>> start

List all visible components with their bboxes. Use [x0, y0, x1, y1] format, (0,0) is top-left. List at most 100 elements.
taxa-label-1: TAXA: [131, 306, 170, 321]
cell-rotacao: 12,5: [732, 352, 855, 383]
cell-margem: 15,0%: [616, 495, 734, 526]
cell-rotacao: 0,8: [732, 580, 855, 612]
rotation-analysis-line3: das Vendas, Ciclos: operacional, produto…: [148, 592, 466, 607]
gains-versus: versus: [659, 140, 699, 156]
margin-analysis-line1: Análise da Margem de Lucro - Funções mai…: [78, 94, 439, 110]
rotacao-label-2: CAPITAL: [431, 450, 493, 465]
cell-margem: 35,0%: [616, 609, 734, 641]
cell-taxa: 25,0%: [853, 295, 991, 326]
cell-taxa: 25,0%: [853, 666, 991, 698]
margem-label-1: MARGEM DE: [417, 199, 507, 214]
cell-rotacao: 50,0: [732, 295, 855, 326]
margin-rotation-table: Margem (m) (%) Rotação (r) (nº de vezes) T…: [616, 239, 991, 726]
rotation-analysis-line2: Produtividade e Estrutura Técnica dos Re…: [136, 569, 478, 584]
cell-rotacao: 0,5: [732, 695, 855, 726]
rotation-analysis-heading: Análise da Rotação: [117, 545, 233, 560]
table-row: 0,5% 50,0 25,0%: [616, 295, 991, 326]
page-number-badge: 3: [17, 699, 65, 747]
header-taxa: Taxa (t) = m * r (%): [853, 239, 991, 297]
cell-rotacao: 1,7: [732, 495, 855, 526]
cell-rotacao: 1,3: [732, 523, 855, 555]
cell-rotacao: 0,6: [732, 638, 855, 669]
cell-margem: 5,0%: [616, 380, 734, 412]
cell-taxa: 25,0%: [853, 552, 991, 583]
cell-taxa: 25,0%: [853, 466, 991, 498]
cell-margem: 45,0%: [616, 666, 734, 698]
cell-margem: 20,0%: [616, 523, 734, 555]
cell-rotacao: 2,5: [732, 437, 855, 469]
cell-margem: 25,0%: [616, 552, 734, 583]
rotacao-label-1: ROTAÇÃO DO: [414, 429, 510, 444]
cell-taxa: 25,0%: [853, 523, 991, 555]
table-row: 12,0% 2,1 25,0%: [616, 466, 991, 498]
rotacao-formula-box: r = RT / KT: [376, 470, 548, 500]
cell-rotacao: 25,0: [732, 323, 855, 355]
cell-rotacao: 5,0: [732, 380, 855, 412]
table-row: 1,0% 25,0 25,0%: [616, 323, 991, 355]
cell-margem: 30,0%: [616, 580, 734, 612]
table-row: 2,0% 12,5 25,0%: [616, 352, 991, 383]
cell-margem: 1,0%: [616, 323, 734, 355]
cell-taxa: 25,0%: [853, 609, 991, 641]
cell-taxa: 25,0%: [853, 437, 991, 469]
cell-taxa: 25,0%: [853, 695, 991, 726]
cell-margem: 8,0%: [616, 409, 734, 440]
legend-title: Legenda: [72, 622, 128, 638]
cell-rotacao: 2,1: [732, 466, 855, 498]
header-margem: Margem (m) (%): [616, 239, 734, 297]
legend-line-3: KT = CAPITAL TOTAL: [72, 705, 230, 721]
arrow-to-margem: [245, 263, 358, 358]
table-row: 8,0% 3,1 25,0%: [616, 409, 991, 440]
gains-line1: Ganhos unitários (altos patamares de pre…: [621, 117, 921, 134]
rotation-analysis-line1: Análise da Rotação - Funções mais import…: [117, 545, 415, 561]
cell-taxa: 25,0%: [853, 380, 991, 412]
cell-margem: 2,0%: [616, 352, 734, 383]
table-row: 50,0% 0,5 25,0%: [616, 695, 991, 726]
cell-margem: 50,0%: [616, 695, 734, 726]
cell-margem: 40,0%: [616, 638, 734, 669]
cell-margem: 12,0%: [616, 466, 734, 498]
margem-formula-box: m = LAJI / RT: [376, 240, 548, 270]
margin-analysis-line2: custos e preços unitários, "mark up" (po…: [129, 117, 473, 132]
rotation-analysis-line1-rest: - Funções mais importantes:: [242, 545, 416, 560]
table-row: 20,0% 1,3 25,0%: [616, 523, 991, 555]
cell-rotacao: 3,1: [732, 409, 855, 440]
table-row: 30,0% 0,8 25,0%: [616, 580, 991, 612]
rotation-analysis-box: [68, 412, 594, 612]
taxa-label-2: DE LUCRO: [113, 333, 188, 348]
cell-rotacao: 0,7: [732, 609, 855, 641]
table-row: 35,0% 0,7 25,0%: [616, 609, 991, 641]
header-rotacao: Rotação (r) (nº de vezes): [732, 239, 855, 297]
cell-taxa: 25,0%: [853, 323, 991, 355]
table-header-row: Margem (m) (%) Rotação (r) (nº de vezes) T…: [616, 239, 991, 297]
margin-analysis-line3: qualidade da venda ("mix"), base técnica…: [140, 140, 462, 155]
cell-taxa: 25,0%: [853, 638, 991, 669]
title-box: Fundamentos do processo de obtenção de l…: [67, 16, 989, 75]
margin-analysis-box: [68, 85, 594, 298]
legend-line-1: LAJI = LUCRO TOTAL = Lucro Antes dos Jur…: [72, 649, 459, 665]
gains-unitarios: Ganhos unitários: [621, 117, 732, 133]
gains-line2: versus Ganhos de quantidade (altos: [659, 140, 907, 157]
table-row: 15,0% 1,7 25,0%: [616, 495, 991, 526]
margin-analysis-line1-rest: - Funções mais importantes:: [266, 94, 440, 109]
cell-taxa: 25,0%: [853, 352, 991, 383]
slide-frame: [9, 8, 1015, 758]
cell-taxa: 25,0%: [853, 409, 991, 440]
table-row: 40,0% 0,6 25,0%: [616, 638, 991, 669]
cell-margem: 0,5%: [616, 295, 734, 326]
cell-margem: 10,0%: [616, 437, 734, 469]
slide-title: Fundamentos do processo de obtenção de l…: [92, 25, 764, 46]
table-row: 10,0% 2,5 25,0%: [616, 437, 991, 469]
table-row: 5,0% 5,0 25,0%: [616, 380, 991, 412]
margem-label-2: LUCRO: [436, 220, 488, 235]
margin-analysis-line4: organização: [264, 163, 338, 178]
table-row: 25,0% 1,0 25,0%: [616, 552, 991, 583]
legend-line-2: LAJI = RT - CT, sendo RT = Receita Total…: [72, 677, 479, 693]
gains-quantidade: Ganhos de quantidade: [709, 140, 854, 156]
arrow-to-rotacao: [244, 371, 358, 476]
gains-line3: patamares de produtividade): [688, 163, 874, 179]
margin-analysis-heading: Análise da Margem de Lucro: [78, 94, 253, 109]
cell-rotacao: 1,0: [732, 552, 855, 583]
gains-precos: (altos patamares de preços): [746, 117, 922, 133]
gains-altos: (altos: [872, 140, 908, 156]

>> end

YOUR GOAL
Reproduce the whole listing above line for line, with no changes.

FINISHED TASK
List all visible components with their bboxes. Use [x0, y0, x1, y1] format, (0,0) is top-left. List at most 100 elements.
taxa-label-1: TAXA: [131, 306, 170, 321]
cell-rotacao: 12,5: [732, 352, 855, 383]
cell-margem: 15,0%: [616, 495, 734, 526]
cell-rotacao: 0,8: [732, 580, 855, 612]
rotation-analysis-line3: das Vendas, Ciclos: operacional, produto…: [148, 592, 466, 607]
gains-versus: versus: [659, 140, 699, 156]
margin-analysis-line1: Análise da Margem de Lucro - Funções mai…: [78, 94, 439, 110]
rotacao-label-2: CAPITAL: [431, 450, 493, 465]
cell-margem: 35,0%: [616, 609, 734, 641]
cell-taxa: 25,0%: [853, 295, 991, 326]
cell-taxa: 25,0%: [853, 666, 991, 698]
margem-label-1: MARGEM DE: [417, 199, 507, 214]
cell-rotacao: 50,0: [732, 295, 855, 326]
margin-rotation-table: Margem (m) (%) Rotação (r) (nº de vezes) T…: [616, 239, 991, 726]
rotation-analysis-line2: Produtividade e Estrutura Técnica dos Re…: [136, 569, 478, 584]
cell-rotacao: 0,5: [732, 695, 855, 726]
rotation-analysis-heading: Análise da Rotação: [117, 545, 233, 560]
table-row: 0,5% 50,0 25,0%: [616, 295, 991, 326]
page-number-badge: 3: [17, 699, 65, 747]
header-taxa: Taxa (t) = m * r (%): [853, 239, 991, 297]
cell-rotacao: 1,7: [732, 495, 855, 526]
cell-rotacao: 1,3: [732, 523, 855, 555]
cell-rotacao: 0,6: [732, 638, 855, 669]
cell-margem: 5,0%: [616, 380, 734, 412]
cell-taxa: 25,0%: [853, 552, 991, 583]
cell-taxa: 25,0%: [853, 466, 991, 498]
cell-margem: 45,0%: [616, 666, 734, 698]
cell-margem: 20,0%: [616, 523, 734, 555]
cell-rotacao: 2,5: [732, 437, 855, 469]
cell-margem: 25,0%: [616, 552, 734, 583]
rotacao-label-1: ROTAÇÃO DO: [414, 429, 510, 444]
cell-taxa: 25,0%: [853, 523, 991, 555]
table-row: 12,0% 2,1 25,0%: [616, 466, 991, 498]
rotacao-formula-box: r = RT / KT: [376, 470, 548, 500]
cell-rotacao: 25,0: [732, 323, 855, 355]
cell-rotacao: 5,0: [732, 380, 855, 412]
table-row: 1,0% 25,0 25,0%: [616, 323, 991, 355]
cell-margem: 30,0%: [616, 580, 734, 612]
table-row: 2,0% 12,5 25,0%: [616, 352, 991, 383]
cell-margem: 1,0%: [616, 323, 734, 355]
cell-taxa: 25,0%: [853, 609, 991, 641]
cell-taxa: 25,0%: [853, 437, 991, 469]
cell-taxa: 25,0%: [853, 695, 991, 726]
cell-margem: 8,0%: [616, 409, 734, 440]
legend-title: Legenda: [72, 622, 128, 638]
cell-rotacao: 2,1: [732, 466, 855, 498]
header-margem: Margem (m) (%): [616, 239, 734, 297]
legend-line-3: KT = CAPITAL TOTAL: [72, 705, 230, 721]
arrow-to-margem: [245, 263, 358, 358]
table-row: 8,0% 3,1 25,0%: [616, 409, 991, 440]
gains-line1: Ganhos unitários (altos patamares de pre…: [621, 117, 921, 134]
rotation-analysis-line1: Análise da Rotação - Funções mais import…: [117, 545, 415, 561]
cell-taxa: 25,0%: [853, 380, 991, 412]
cell-margem: 2,0%: [616, 352, 734, 383]
table-row: 50,0% 0,5 25,0%: [616, 695, 991, 726]
cell-margem: 50,0%: [616, 695, 734, 726]
cell-margem: 40,0%: [616, 638, 734, 669]
cell-margem: 12,0%: [616, 466, 734, 498]
margem-formula-box: m = LAJI / RT: [376, 240, 548, 270]
margin-analysis-line2: custos e preços unitários, "mark up" (po…: [129, 117, 473, 132]
rotation-analysis-line1-rest: - Funções mais importantes:: [242, 545, 416, 560]
table-row: 20,0% 1,3 25,0%: [616, 523, 991, 555]
cell-rotacao: 3,1: [732, 409, 855, 440]
table-row: 30,0% 0,8 25,0%: [616, 580, 991, 612]
rotation-analysis-box: [68, 412, 594, 612]
taxa-label-2: DE LUCRO: [113, 333, 188, 348]
cell-rotacao: 0,7: [732, 609, 855, 641]
table-row: 35,0% 0,7 25,0%: [616, 609, 991, 641]
header-rotacao: Rotação (r) (nº de vezes): [732, 239, 855, 297]
cell-taxa: 25,0%: [853, 323, 991, 355]
table-header-row: Margem (m) (%) Rotação (r) (nº de vezes) T…: [616, 239, 991, 297]
margin-analysis-line3: qualidade da venda ("mix"), base técnica…: [140, 140, 462, 155]
cell-taxa: 25,0%: [853, 638, 991, 669]
title-box: Fundamentos do processo de obtenção de l…: [67, 16, 989, 75]
margin-analysis-box: [68, 85, 594, 298]
legend-line-1: LAJI = LUCRO TOTAL = Lucro Antes dos Jur…: [72, 649, 459, 665]
gains-unitarios: Ganhos unitários: [621, 117, 732, 133]
gains-line2: versus Ganhos de quantidade (altos: [659, 140, 907, 157]
table-row: 15,0% 1,7 25,0%: [616, 495, 991, 526]
margin-analysis-line1-rest: - Funções mais importantes:: [266, 94, 440, 109]
cell-taxa: 25,0%: [853, 352, 991, 383]
slide-frame: [9, 8, 1015, 758]
cell-taxa: 25,0%: [853, 409, 991, 440]
table-row: 40,0% 0,6 25,0%: [616, 638, 991, 669]
cell-margem: 0,5%: [616, 295, 734, 326]
cell-margem: 10,0%: [616, 437, 734, 469]
slide-title: Fundamentos do processo de obtenção de l…: [92, 25, 764, 46]
table-row: 10,0% 2,5 25,0%: [616, 437, 991, 469]
table-row: 5,0% 5,0 25,0%: [616, 380, 991, 412]
margem-label-2: LUCRO: [436, 220, 488, 235]
margin-analysis-line4: organização: [264, 163, 338, 178]
table-row: 25,0% 1,0 25,0%: [616, 552, 991, 583]
legend-line-2: LAJI = RT - CT, sendo RT = Receita Total…: [72, 677, 479, 693]
gains-quantidade: Ganhos de quantidade: [709, 140, 854, 156]
arrow-to-rotacao: [244, 371, 358, 476]
gains-line3: patamares de produtividade): [688, 163, 874, 179]
margin-analysis-heading: Análise da Margem de Lucro: [78, 94, 253, 109]
cell-rotacao: 1,0: [732, 552, 855, 583]
gains-precos: (altos patamares de preços): [746, 117, 922, 133]
gains-altos: (altos: [872, 140, 908, 156]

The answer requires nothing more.